>> Begin

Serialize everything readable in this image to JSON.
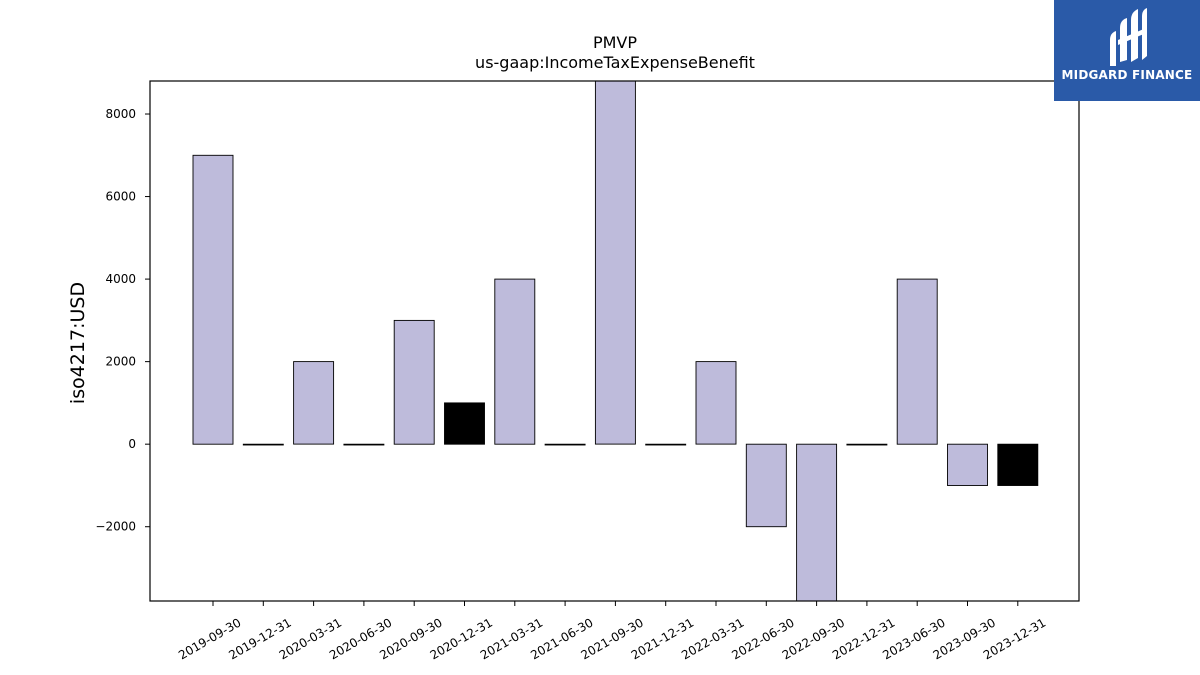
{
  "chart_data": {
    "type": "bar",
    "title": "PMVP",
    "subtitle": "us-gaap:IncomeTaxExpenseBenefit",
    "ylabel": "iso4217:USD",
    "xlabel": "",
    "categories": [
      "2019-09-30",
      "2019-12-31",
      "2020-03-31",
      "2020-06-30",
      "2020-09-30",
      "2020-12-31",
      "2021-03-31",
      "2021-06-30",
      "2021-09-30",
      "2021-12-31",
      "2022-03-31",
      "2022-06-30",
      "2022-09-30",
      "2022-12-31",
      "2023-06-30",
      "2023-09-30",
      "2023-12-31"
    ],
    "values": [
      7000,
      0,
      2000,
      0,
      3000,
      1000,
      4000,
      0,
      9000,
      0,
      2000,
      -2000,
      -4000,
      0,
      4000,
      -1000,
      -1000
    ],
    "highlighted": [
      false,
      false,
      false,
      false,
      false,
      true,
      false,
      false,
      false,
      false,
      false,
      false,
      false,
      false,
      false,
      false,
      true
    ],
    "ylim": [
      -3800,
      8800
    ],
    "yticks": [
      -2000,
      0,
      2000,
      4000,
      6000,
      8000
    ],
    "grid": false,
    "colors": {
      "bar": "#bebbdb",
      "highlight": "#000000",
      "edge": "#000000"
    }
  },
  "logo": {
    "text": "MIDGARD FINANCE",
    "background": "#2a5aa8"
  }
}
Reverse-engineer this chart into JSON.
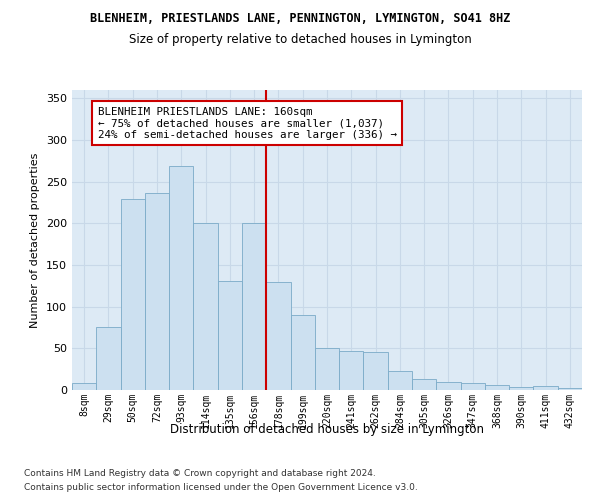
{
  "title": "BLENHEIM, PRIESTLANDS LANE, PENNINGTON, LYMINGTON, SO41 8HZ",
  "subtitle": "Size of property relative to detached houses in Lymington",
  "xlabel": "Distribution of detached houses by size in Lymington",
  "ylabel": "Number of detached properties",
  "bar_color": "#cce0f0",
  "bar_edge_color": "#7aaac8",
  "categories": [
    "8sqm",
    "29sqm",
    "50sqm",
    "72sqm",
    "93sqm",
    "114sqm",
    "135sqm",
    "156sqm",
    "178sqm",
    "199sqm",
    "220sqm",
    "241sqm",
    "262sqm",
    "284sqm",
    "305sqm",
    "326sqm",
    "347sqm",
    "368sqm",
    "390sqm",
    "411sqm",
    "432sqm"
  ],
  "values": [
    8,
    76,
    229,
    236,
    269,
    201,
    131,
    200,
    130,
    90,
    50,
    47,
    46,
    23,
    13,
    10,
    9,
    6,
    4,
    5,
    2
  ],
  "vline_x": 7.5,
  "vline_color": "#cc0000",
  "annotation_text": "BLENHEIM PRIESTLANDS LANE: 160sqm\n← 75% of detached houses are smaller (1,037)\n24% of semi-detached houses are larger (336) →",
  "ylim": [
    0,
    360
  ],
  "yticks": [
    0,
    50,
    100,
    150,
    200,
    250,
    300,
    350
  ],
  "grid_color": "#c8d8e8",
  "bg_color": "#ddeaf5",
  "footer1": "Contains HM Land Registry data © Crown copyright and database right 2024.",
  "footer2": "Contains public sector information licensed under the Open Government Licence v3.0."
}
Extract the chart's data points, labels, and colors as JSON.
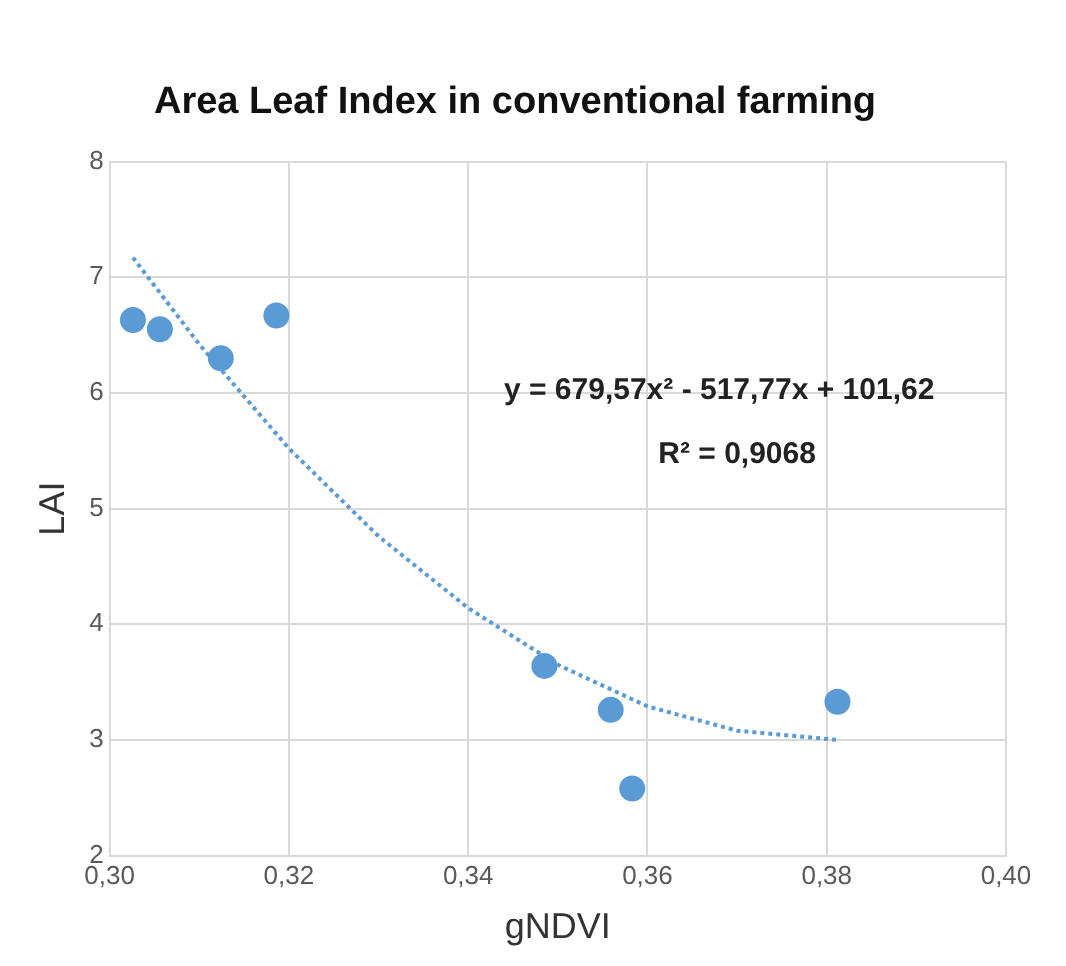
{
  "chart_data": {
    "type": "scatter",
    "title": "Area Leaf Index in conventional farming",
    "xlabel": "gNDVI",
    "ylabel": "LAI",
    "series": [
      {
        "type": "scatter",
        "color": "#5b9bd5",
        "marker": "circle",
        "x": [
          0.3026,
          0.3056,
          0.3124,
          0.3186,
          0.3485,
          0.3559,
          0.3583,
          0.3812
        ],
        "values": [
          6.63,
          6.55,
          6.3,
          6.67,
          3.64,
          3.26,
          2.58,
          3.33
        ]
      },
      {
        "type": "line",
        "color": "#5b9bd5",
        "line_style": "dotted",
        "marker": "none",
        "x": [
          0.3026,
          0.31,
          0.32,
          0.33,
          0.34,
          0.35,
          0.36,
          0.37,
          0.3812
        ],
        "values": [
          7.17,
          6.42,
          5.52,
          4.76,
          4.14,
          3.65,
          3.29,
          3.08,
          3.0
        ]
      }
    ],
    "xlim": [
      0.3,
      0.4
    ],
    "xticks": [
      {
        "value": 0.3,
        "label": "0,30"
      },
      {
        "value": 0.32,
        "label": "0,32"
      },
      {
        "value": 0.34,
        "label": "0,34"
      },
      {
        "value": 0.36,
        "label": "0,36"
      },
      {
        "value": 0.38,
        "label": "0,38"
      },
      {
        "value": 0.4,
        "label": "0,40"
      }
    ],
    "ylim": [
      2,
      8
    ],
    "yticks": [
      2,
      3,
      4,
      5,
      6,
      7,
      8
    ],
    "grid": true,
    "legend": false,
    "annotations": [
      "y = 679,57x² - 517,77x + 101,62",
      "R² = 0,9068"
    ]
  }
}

>> End

■ **WORK TO DO**: Pull out every line holding "JSON" from the records above, and copy it.

■ **TASK SOLUTION**:
Serialize everything readable in this image to JSON.
Reverse-engineer this chart into JSON.
Extract the chart's data points, labels, and colors as JSON.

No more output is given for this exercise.